▶ **INPUT FOR THIS TASK**:
"""

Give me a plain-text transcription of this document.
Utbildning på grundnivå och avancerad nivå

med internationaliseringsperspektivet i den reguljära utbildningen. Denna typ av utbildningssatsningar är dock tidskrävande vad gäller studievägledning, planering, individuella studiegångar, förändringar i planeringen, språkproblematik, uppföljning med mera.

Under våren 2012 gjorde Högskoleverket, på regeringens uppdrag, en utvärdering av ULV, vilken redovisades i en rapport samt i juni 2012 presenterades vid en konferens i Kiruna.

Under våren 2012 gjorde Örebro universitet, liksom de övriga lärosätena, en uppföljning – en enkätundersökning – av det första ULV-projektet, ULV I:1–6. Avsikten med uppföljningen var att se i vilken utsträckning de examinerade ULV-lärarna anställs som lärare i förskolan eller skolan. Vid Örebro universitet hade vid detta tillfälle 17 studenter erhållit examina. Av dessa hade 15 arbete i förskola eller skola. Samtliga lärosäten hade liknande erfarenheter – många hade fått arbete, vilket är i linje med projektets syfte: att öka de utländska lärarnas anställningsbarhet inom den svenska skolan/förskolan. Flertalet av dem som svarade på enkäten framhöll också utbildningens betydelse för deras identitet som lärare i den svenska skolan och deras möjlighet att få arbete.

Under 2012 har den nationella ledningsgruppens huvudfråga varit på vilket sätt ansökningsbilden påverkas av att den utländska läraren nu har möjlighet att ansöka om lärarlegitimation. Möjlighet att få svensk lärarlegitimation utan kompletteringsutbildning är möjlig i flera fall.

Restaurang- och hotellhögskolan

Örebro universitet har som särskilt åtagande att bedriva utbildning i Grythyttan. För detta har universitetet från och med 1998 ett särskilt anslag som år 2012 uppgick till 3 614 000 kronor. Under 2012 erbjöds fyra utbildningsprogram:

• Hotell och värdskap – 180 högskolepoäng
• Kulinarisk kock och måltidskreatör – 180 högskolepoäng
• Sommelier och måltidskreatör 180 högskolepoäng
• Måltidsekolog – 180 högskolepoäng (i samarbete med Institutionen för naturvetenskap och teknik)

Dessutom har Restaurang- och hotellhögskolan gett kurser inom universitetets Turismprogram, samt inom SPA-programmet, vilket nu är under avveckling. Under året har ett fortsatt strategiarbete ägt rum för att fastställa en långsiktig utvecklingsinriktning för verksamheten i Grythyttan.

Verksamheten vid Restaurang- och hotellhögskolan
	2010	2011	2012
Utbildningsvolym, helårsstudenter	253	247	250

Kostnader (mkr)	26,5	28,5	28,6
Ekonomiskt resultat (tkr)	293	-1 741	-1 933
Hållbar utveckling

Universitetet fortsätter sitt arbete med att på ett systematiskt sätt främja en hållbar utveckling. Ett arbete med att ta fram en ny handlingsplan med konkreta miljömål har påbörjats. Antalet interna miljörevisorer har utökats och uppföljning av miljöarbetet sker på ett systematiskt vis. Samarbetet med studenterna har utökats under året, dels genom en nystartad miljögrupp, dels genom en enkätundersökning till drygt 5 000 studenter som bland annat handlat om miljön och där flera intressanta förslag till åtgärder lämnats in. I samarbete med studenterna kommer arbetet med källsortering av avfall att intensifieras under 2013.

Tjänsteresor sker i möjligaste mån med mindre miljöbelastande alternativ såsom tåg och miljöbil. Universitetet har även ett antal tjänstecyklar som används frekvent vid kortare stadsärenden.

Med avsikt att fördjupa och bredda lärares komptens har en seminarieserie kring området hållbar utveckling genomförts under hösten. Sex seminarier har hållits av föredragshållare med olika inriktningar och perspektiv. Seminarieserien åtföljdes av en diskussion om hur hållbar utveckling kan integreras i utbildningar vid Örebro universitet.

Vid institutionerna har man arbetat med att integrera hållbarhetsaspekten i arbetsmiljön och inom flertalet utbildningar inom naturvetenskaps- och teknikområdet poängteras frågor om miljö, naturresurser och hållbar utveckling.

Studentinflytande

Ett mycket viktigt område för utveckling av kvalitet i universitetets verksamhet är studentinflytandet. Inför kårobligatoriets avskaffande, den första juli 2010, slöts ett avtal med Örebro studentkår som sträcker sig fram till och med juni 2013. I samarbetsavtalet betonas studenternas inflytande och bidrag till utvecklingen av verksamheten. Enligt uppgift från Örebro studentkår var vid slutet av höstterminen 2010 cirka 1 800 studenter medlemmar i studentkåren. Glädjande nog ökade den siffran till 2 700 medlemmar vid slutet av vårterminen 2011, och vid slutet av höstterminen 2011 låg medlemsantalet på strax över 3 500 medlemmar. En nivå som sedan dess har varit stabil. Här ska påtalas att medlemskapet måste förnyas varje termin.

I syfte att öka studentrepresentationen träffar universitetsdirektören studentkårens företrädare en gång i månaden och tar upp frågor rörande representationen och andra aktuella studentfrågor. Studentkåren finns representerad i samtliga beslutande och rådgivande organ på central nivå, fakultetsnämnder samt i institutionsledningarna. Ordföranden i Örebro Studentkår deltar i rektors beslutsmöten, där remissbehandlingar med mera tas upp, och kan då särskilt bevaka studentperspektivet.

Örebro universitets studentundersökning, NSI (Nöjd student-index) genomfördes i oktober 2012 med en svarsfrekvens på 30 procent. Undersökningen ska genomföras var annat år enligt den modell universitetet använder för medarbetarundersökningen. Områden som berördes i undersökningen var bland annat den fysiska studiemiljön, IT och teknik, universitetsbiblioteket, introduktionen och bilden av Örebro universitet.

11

"""

▶ **EXERCISE DETAILS**:
Please reproduce each record precisely as written.

▶ **COMPLETED TASK**:
Give me a plain-text transcription of this document.
Utbildning på grundnivå och avancerad nivå

med internationaliseringsperspektivet i den reguljära utbildningen. Denna typ av utbildningssatsningar är dock tidskrävande vad gäller studievägledning, planering, individuella studiegångar, förändringar i planeringen, språkproblematik, uppföljning med mera.

Under våren 2012 gjorde Högskoleverket, på regeringens uppdrag, en utvärdering av ULV, vilken redovisades i en rapport samt i juni 2012 presenterades vid en konferens i Kiruna.

Under våren 2012 gjorde Örebro universitet, liksom de övriga lärosätena, en uppföljning – en enkätundersökning – av det första ULV-projektet, ULV I:1–6. Avsikten med uppföljningen var att se i vilken utsträckning de examinerade ULV-lärarna anställs som lärare i förskolan eller skolan. Vid Örebro universitet hade vid detta tillfälle 17 studenter erhållit examina. Av dessa hade 15 arbete i förskola eller skola. Samtliga lärosäten hade liknande erfarenheter – många hade fått arbete, vilket är i linje med projektets syfte: att öka de utländska lärarnas anställningsbarhet inom den svenska skolan/förskolan. Flertalet av dem som svarade på enkäten framhöll också utbildningens betydelse för deras identitet som lärare i den svenska skolan och deras möjlighet att få arbete.

Under 2012 har den nationella ledningsgruppens huvudfråga varit på vilket sätt ansökningsbilden påverkas av att den utländska läraren nu har möjlighet att ansöka om lärarlegitimation. Möjlighet att få svensk lärarlegitimation utan kompletteringsutbildning är möjlig i flera fall.

Restaurang- och hotellhögskolan

Örebro universitet har som särskilt åtagande att bedriva utbildning i Grythyttan. För detta har universitetet från och med 1998 ett särskilt anslag som år 2012 uppgick till 3 614 000 kronor. Under 2012 erbjöds fyra utbildningsprogram:

• Hotell och värdskap – 180 högskolepoäng
• Kulinarisk kock och måltidskreatör – 180 högskolepoäng
• Sommelier och måltidskreatör 180 högskolepoäng
• Måltidsekolog – 180 högskolepoäng (i samarbete med Institutionen för naturvetenskap och teknik)

Dessutom har Restaurang- och hotellhögskolan gett kurser inom universitetets Turismprogram, samt inom SPA-programmet, vilket nu är under avveckling. Under året har ett fortsatt strategiarbete ägt rum för att fastställa en långsiktig utvecklingsinriktning för verksamheten i Grythyttan.

Verksamheten vid Restaurang- och hotellhögskolan
	2010	2011	2012
Utbildningsvolym, helårsstudenter	253	247	250

Kostnader (mkr)	26,5	28,5	28,6
Ekonomiskt resultat (tkr)	293	-1 741	-1 933
Hållbar utveckling

Universitetet fortsätter sitt arbete med att på ett systematiskt sätt främja en hållbar utveckling. Ett arbete med att ta fram en ny handlingsplan med konkreta miljömål har påbörjats. Antalet interna miljörevisorer har utökats och uppföljning av miljöarbetet sker på ett systematiskt vis. Samarbetet med studenterna har utökats under året, dels genom en nystartad miljögrupp, dels genom en enkätundersökning till drygt 5 000 studenter som bland annat handlat om miljön och där flera intressanta förslag till åtgärder lämnats in. I samarbete med studenterna kommer arbetet med källsortering av avfall att intensifieras under 2013.

Tjänsteresor sker i möjligaste mån med mindre miljöbelastande alternativ såsom tåg och miljöbil. Universitetet har även ett antal tjänstecyklar som används frekvent vid kortare stadsärenden.

Med avsikt att fördjupa och bredda lärares komptens har en seminarieserie kring området hållbar utveckling genomförts under hösten. Sex seminarier har hållits av föredragshållare med olika inriktningar och perspektiv. Seminarieserien åtföljdes av en diskussion om hur hållbar utveckling kan integreras i utbildningar vid Örebro universitet.

Vid institutionerna har man arbetat med att integrera hållbarhetsaspekten i arbetsmiljön och inom flertalet utbildningar inom naturvetenskaps- och teknikområdet poängteras frågor om miljö, naturresurser och hållbar utveckling.

Studentinflytande

Ett mycket viktigt område för utveckling av kvalitet i universitetets verksamhet är studentinflytandet. Inför kårobligatoriets avskaffande, den första juli 2010, slöts ett avtal med Örebro studentkår som sträcker sig fram till och med juni 2013. I samarbetsavtalet betonas studenternas inflytande och bidrag till utvecklingen av verksamheten. Enligt uppgift från Örebro studentkår var vid slutet av höstterminen 2010 cirka 1 800 studenter medlemmar i studentkåren. Glädjande nog ökade den siffran till 2 700 medlemmar vid slutet av vårterminen 2011, och vid slutet av höstterminen 2011 låg medlemsantalet på strax över 3 500 medlemmar. En nivå som sedan dess har varit stabil. Här ska påtalas att medlemskapet måste förnyas varje termin.

I syfte att öka studentrepresentationen träffar universitetsdirektören studentkårens företrädare en gång i månaden och tar upp frågor rörande representationen och andra aktuella studentfrågor. Studentkåren finns representerad i samtliga beslutande och rådgivande organ på central nivå, fakultetsnämnder samt i institutionsledningarna. Ordföranden i Örebro Studentkår deltar i rektors beslutsmöten, där remissbehandlingar med mera tas upp, och kan då särskilt bevaka studentperspektivet.

Örebro universitets studentundersökning, NSI (Nöjd student-index) genomfördes i oktober 2012 med en svarsfrekvens på 30 procent. Undersökningen ska genomföras var annat år enligt den modell universitetet använder för medarbetarundersökningen. Områden som berördes i undersökningen var bland annat den fysiska studiemiljön, IT och teknik, universitetsbiblioteket, introduktionen och bilden av Örebro universitet.

11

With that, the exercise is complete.